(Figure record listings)

□ □ □ □

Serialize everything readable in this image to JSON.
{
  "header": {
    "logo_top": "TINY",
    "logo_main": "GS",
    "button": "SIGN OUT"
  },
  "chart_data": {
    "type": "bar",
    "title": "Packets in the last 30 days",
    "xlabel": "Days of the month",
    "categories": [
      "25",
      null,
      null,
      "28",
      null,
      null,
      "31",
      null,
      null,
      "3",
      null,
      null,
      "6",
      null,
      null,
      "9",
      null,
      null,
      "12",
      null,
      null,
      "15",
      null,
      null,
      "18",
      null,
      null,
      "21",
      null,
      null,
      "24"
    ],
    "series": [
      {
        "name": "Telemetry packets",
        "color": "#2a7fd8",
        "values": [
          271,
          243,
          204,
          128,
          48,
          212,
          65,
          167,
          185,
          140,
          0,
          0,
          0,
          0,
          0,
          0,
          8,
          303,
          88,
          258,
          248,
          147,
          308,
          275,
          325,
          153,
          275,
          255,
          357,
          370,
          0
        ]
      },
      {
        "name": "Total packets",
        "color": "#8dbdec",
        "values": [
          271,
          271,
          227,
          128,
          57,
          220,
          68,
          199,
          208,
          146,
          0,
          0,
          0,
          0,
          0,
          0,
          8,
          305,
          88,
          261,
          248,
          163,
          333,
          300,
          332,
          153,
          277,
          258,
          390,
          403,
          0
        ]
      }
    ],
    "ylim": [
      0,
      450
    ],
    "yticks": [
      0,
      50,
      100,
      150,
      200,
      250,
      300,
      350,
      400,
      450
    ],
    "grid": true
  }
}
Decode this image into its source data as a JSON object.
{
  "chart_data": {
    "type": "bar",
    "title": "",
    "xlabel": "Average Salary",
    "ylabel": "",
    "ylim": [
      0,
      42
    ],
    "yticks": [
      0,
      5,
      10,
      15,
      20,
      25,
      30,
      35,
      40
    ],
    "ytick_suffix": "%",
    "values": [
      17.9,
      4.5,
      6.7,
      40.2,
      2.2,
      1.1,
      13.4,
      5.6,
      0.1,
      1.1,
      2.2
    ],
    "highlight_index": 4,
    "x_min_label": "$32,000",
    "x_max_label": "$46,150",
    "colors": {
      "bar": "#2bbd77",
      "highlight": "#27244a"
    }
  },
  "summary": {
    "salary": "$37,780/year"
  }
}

□ □ □ □

● Instruction: Check each line above for the word "image", and copy the lines where it appears.

● Result:
Serialize everything readable in this image to JSON.
Decode this image into its source data as a JSON object.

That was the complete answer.